The task
Filter the entries below, keeping every line that has the word "ones".
***** Records shown
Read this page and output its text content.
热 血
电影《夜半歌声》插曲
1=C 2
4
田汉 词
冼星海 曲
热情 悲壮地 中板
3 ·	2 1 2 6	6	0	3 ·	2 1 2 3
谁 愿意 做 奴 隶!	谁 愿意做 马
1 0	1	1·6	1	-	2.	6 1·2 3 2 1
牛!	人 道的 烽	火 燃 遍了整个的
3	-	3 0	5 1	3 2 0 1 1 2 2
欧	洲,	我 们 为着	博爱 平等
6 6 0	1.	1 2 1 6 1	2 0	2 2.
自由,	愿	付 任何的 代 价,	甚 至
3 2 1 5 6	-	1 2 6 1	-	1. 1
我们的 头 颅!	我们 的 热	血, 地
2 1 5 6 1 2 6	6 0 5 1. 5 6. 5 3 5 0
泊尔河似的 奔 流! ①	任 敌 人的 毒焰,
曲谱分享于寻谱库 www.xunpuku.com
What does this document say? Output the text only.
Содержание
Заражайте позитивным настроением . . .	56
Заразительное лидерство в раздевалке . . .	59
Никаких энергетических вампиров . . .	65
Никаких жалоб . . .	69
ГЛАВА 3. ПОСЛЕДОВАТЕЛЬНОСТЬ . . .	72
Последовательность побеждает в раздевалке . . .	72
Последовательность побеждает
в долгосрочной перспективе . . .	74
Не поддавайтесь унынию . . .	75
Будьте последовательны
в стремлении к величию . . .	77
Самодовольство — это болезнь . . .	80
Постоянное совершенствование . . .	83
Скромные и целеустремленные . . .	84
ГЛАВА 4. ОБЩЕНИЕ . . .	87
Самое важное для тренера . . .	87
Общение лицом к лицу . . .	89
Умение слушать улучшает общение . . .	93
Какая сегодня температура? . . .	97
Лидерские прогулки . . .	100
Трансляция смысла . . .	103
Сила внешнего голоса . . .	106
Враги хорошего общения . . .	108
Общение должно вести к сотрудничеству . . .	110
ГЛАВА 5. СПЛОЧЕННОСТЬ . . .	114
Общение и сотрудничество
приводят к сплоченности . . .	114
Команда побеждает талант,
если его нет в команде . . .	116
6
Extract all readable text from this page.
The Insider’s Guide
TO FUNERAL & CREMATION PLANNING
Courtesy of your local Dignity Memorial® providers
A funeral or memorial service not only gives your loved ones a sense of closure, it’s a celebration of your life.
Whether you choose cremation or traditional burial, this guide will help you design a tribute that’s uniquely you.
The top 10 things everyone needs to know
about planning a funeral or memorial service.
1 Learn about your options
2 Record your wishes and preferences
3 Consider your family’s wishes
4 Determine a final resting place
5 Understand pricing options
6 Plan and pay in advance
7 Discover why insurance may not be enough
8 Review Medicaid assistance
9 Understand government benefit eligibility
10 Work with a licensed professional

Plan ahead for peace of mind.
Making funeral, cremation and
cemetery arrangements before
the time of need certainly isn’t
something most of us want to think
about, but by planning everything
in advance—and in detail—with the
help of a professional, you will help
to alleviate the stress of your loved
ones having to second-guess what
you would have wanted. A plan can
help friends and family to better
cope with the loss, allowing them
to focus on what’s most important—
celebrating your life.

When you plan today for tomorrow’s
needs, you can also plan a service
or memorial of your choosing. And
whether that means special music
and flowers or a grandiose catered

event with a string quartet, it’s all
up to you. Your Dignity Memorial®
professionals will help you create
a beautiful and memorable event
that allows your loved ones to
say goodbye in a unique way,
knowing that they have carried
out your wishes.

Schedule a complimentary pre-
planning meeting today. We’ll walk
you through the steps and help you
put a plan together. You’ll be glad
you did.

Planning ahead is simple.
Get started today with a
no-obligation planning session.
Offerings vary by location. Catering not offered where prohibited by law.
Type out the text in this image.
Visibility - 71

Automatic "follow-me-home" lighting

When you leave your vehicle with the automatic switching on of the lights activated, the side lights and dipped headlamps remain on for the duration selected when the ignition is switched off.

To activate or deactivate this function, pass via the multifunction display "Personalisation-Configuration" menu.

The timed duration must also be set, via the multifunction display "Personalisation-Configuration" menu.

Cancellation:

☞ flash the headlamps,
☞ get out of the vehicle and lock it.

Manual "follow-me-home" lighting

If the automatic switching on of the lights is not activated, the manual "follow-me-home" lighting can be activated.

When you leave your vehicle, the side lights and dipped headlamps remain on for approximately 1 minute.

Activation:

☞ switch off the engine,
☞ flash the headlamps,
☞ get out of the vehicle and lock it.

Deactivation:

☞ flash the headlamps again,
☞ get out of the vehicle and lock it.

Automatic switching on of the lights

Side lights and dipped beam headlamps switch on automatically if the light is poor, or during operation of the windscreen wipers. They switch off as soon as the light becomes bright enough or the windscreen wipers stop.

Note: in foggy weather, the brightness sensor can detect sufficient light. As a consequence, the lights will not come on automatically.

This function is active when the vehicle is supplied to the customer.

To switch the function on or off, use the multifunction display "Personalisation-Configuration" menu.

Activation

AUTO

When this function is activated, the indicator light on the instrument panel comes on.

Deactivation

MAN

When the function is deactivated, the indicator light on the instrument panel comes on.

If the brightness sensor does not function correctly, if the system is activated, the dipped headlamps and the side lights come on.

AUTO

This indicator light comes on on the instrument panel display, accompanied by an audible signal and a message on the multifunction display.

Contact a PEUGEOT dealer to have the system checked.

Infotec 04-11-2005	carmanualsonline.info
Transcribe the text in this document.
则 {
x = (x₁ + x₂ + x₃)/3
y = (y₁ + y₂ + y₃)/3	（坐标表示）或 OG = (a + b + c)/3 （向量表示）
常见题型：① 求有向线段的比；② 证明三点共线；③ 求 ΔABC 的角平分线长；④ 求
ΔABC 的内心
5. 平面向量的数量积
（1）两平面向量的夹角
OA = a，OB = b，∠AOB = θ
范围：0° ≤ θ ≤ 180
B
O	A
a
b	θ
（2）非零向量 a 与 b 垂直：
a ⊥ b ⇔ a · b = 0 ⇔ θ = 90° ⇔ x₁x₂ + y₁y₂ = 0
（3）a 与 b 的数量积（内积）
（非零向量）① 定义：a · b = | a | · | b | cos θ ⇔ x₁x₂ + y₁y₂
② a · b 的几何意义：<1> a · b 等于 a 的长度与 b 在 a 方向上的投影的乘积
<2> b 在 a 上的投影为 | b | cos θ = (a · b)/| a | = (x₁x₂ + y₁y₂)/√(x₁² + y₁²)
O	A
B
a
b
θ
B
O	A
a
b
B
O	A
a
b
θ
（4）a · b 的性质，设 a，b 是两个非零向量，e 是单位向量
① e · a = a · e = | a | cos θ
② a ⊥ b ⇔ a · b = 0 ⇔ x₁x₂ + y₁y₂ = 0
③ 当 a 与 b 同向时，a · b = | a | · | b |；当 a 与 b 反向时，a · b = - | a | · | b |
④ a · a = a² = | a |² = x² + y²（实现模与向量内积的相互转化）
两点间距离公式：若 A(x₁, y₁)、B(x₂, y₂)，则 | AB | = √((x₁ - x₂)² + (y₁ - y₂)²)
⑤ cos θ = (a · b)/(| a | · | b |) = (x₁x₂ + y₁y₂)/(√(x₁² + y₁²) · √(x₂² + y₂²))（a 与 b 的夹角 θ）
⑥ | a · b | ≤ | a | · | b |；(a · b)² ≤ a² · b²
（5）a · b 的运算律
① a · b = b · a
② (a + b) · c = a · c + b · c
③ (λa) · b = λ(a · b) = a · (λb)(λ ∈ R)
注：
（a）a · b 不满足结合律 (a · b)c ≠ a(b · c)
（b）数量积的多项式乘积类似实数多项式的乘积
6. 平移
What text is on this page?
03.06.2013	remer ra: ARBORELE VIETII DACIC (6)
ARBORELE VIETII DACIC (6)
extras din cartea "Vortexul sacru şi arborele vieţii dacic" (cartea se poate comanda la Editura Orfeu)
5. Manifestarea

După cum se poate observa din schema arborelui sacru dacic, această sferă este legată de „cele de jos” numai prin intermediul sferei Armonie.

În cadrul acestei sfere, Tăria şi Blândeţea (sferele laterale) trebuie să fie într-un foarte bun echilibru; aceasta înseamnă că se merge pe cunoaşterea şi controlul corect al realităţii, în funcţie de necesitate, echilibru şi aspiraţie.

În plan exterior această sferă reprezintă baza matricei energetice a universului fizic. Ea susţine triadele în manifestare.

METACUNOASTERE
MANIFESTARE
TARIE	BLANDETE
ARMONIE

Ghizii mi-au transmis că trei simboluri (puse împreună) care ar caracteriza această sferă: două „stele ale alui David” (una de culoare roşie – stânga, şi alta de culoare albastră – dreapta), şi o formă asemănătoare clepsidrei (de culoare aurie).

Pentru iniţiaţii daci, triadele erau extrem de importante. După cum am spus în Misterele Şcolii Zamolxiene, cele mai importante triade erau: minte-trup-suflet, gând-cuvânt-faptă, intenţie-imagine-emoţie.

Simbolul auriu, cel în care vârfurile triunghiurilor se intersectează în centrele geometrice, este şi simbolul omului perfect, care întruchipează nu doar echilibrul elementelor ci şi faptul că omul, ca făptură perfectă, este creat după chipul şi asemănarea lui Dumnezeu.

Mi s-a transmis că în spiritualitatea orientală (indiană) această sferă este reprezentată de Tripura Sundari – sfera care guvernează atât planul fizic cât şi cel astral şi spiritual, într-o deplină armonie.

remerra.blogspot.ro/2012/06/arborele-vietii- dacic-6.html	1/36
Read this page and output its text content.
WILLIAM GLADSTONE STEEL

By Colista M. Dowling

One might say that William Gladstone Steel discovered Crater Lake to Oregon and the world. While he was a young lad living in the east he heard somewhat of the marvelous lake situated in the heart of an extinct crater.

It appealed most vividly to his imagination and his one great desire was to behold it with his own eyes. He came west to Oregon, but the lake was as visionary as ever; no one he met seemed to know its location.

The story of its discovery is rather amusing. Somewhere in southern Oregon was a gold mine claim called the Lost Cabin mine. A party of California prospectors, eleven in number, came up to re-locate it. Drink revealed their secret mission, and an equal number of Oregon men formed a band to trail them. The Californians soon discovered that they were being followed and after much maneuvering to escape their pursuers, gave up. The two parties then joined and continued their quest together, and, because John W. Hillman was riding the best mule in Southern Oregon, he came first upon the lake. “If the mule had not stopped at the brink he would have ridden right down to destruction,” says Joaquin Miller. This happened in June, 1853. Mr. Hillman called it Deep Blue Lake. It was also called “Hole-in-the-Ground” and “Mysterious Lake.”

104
**********
Answer in full
A funeral or memorial service not only gives your loved ones a sense of closure, it’s a celebration of your life.
ones having to second-guess what
that allows your loved ones to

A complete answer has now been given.